- _OBJECTIVE_: In the listing below, locate the lines that hold "развития" and copy them.

- _RECORDED INFORMATION_:
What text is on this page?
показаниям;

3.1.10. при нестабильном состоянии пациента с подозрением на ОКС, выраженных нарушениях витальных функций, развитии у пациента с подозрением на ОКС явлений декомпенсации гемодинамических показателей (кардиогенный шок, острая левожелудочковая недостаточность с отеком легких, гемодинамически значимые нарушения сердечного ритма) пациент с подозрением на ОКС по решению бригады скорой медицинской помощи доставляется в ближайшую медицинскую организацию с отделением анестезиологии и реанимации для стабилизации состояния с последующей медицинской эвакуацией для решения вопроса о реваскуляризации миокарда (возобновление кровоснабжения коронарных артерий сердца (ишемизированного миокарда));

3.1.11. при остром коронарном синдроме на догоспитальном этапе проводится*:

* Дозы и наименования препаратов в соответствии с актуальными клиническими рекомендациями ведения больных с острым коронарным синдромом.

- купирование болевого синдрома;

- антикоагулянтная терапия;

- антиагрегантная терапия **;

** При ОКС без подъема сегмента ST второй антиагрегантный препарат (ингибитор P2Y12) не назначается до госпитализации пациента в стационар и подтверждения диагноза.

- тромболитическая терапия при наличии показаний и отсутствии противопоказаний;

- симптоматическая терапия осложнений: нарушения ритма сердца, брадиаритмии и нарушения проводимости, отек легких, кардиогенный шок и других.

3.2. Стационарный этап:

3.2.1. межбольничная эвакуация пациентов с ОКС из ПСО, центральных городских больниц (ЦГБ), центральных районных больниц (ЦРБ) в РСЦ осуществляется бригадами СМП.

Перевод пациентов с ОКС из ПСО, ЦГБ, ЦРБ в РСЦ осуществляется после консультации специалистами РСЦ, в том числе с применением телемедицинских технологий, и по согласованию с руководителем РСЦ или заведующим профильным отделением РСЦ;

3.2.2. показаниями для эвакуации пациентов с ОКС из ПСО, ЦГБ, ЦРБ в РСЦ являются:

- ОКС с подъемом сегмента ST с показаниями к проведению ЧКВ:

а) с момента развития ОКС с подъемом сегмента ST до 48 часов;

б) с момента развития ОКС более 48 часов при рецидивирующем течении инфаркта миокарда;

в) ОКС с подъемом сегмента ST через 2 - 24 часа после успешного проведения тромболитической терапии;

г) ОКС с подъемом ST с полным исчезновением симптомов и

- _SOLUTION TO THIS EXERCISE_:
а) с момента развития ОКС с подъемом сегмента ST до 48 часов;
б) с момента развития ОКС более 48 часов при рецидивирующем течении инфаркта миокарда;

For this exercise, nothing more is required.